▶ **TO DO**: Could you print all the entries exactly?

▶ **INFORMATION SHOWN**:
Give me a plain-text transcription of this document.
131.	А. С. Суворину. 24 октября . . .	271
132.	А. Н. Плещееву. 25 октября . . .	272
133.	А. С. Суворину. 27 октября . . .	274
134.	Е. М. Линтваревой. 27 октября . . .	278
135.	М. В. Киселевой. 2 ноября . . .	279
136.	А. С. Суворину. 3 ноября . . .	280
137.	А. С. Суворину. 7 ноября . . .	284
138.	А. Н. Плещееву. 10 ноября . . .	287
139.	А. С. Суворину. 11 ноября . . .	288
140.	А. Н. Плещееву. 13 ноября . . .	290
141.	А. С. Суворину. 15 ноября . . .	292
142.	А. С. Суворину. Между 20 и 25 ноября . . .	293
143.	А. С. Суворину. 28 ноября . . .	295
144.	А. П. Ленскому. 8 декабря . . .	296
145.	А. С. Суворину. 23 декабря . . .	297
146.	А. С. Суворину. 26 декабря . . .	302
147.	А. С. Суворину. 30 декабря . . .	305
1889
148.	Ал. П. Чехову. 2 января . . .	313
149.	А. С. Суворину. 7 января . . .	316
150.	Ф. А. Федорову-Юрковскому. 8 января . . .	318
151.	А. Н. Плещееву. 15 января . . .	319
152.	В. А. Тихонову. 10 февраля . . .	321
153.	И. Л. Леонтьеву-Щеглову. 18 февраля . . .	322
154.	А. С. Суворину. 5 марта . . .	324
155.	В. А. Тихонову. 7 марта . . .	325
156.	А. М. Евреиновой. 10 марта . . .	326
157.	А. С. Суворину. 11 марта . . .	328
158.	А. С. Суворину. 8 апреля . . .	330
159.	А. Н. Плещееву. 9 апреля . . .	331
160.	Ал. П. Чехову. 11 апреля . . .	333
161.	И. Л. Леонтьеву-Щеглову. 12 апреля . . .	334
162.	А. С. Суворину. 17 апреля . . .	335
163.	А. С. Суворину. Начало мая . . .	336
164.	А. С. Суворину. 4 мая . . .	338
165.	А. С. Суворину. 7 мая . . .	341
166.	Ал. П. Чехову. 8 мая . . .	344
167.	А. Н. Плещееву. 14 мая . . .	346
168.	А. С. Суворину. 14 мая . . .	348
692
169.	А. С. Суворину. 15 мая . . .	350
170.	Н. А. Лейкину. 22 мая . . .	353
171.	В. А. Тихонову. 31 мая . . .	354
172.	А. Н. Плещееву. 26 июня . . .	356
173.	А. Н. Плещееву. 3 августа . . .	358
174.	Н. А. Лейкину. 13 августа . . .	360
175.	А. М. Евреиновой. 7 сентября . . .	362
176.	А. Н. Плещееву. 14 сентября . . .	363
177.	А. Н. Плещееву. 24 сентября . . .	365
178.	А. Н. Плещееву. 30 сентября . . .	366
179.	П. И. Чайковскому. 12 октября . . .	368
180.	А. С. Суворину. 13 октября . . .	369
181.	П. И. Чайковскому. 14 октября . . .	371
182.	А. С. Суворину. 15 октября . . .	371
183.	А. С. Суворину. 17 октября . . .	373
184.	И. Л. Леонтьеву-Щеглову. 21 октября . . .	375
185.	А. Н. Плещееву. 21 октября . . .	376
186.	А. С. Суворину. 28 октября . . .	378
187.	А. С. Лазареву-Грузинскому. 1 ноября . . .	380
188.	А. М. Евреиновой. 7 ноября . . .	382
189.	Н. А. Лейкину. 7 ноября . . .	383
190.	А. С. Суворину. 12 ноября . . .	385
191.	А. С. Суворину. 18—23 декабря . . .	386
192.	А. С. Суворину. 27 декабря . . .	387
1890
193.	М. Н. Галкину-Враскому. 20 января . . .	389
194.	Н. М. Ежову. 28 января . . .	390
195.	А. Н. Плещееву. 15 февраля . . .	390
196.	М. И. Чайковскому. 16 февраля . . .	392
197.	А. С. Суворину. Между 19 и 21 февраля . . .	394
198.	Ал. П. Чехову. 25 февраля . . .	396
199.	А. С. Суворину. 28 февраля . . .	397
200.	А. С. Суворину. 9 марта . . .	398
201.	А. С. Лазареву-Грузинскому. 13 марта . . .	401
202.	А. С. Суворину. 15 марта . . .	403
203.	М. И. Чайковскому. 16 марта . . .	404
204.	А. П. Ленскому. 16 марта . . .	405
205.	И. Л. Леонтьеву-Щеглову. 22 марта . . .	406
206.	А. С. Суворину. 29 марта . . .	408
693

▶ **RIGHT ANSWER**:
Give me a plain-text transcription of this document.
131.	А. С. Суворину. 24 октября . . .	271
132.	А. Н. Плещееву. 25 октября . . .	272
133.	А. С. Суворину. 27 октября . . .	274
134.	Е. М. Линтваревой. 27 октября . . .	278
135.	М. В. Киселевой. 2 ноября . . .	279
136.	А. С. Суворину. 3 ноября . . .	280
137.	А. С. Суворину. 7 ноября . . .	284
138.	А. Н. Плещееву. 10 ноября . . .	287
139.	А. С. Суворину. 11 ноября . . .	288
140.	А. Н. Плещееву. 13 ноября . . .	290
141.	А. С. Суворину. 15 ноября . . .	292
142.	А. С. Суворину. Между 20 и 25 ноября . . .	293
143.	А. С. Суворину. 28 ноября . . .	295
144.	А. П. Ленскому. 8 декабря . . .	296
145.	А. С. Суворину. 23 декабря . . .	297
146.	А. С. Суворину. 26 декабря . . .	302
147.	А. С. Суворину. 30 декабря . . .	305
1889
148.	Ал. П. Чехову. 2 января . . .	313
149.	А. С. Суворину. 7 января . . .	316
150.	Ф. А. Федорову-Юрковскому. 8 января . . .	318
151.	А. Н. Плещееву. 15 января . . .	319
152.	В. А. Тихонову. 10 февраля . . .	321
153.	И. Л. Леонтьеву-Щеглову. 18 февраля . . .	322
154.	А. С. Суворину. 5 марта . . .	324
155.	В. А. Тихонову. 7 марта . . .	325
156.	А. М. Евреиновой. 10 марта . . .	326
157.	А. С. Суворину. 11 марта . . .	328
158.	А. С. Суворину. 8 апреля . . .	330
159.	А. Н. Плещееву. 9 апреля . . .	331
160.	Ал. П. Чехову. 11 апреля . . .	333
161.	И. Л. Леонтьеву-Щеглову. 12 апреля . . .	334
162.	А. С. Суворину. 17 апреля . . .	335
163.	А. С. Суворину. Начало мая . . .	336
164.	А. С. Суворину. 4 мая . . .	338
165.	А. С. Суворину. 7 мая . . .	341
166.	Ал. П. Чехову. 8 мая . . .	344
167.	А. Н. Плещееву. 14 мая . . .	346
168.	А. С. Суворину. 14 мая . . .	348
692
169.	А. С. Суворину. 15 мая . . .	350
170.	Н. А. Лейкину. 22 мая . . .	353
171.	В. А. Тихонову. 31 мая . . .	354
172.	А. Н. Плещееву. 26 июня . . .	356
173.	А. Н. Плещееву. 3 августа . . .	358
174.	Н. А. Лейкину. 13 августа . . .	360
175.	А. М. Евреиновой. 7 сентября . . .	362
176.	А. Н. Плещееву. 14 сентября . . .	363
177.	А. Н. Плещееву. 24 сентября . . .	365
178.	А. Н. Плещееву. 30 сентября . . .	366
179.	П. И. Чайковскому. 12 октября . . .	368
180.	А. С. Суворину. 13 октября . . .	369
181.	П. И. Чайковскому. 14 октября . . .	371
182.	А. С. Суворину. 15 октября . . .	371
183.	А. С. Суворину. 17 октября . . .	373
184.	И. Л. Леонтьеву-Щеглову. 21 октября . . .	375
185.	А. Н. Плещееву. 21 октября . . .	376
186.	А. С. Суворину. 28 октября . . .	378
187.	А. С. Лазареву-Грузинскому. 1 ноября . . .	380
188.	А. М. Евреиновой. 7 ноября . . .	382
189.	Н. А. Лейкину. 7 ноября . . .	383
190.	А. С. Суворину. 12 ноября . . .	385
191.	А. С. Суворину. 18—23 декабря . . .	386
192.	А. С. Суворину. 27 декабря . . .	387
1890
193.	М. Н. Галкину-Враскому. 20 января . . .	389
194.	Н. М. Ежову. 28 января . . .	390
195.	А. Н. Плещееву. 15 февраля . . .	390
196.	М. И. Чайковскому. 16 февраля . . .	392
197.	А. С. Суворину. Между 19 и 21 февраля . . .	394
198.	Ал. П. Чехову. 25 февраля . . .	396
199.	А. С. Суворину. 28 февраля . . .	397
200.	А. С. Суворину. 9 марта . . .	398
201.	А. С. Лазареву-Грузинскому. 13 марта . . .	401
202.	А. С. Суворину. 15 марта . . .	403
203.	М. И. Чайковскому. 16 марта . . .	404
204.	А. П. Ленскому. 16 марта . . .	405
205.	И. Л. Леонтьеву-Щеглову. 22 марта . . .	406
206.	А. С. Суворину. 29 марта . . .	408
693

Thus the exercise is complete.